>> BEGIN
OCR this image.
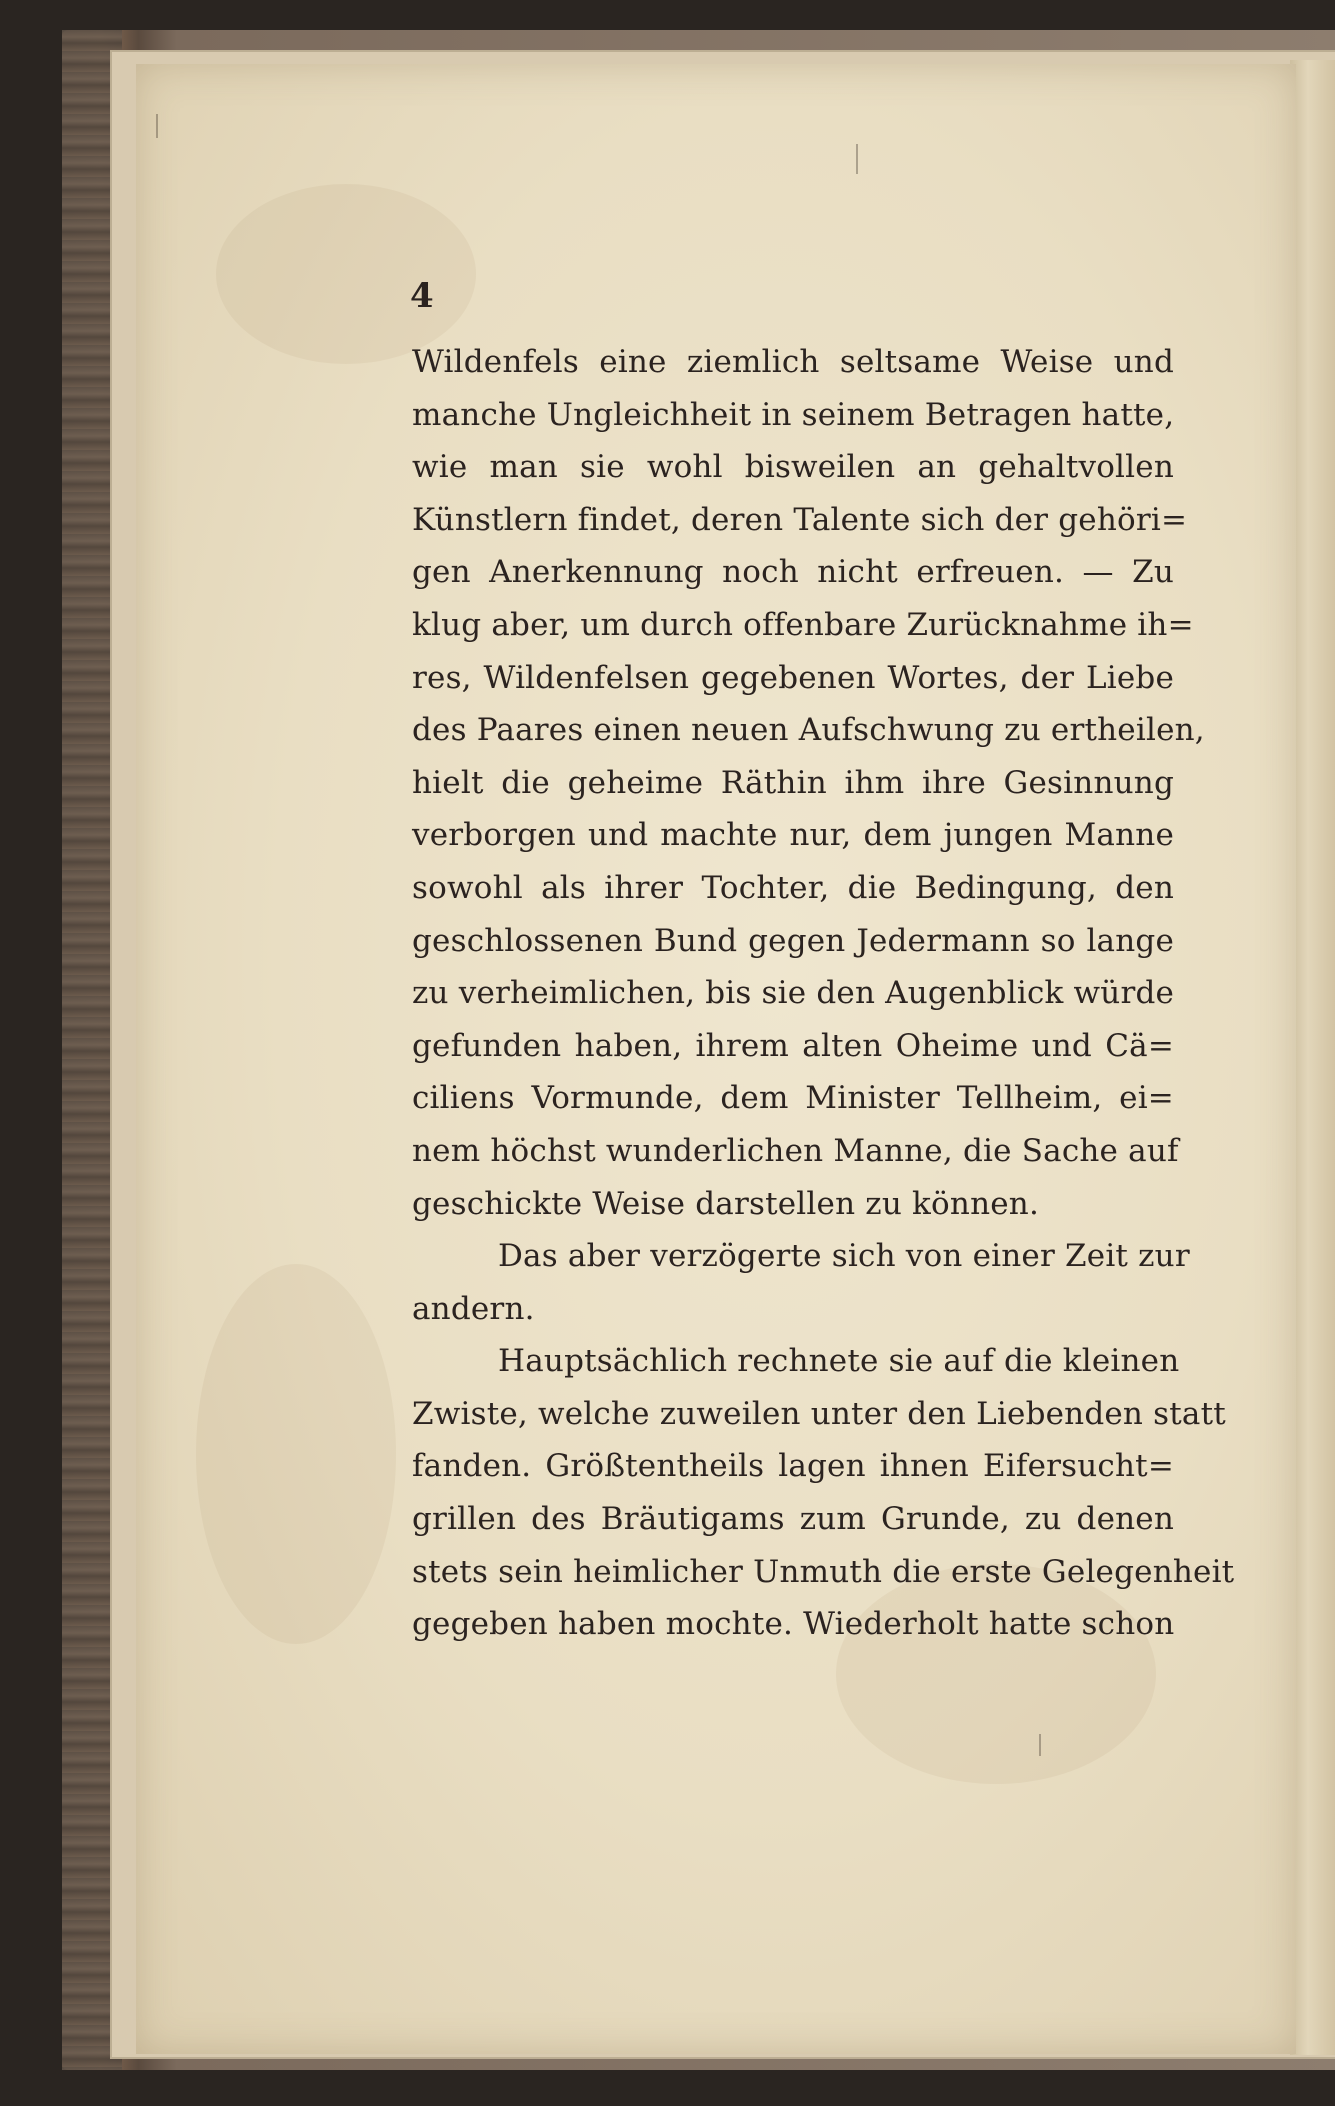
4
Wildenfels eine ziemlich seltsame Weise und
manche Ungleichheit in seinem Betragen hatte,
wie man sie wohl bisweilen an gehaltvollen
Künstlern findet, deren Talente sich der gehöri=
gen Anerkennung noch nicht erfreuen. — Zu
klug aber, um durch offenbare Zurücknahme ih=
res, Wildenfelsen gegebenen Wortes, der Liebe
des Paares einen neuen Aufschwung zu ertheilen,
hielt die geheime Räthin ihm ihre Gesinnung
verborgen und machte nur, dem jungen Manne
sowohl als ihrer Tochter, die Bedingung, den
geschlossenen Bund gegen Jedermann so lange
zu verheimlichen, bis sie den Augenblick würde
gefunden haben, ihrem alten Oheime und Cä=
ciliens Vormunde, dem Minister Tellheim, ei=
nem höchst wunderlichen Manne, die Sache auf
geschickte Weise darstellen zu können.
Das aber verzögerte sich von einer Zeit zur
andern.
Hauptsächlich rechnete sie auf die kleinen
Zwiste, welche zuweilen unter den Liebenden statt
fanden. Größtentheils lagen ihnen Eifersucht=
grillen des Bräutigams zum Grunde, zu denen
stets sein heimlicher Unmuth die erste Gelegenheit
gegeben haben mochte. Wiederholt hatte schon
>> END
What is asked: In the records above, how many lines contain the string "haben"? State that number only.

Task solution: 2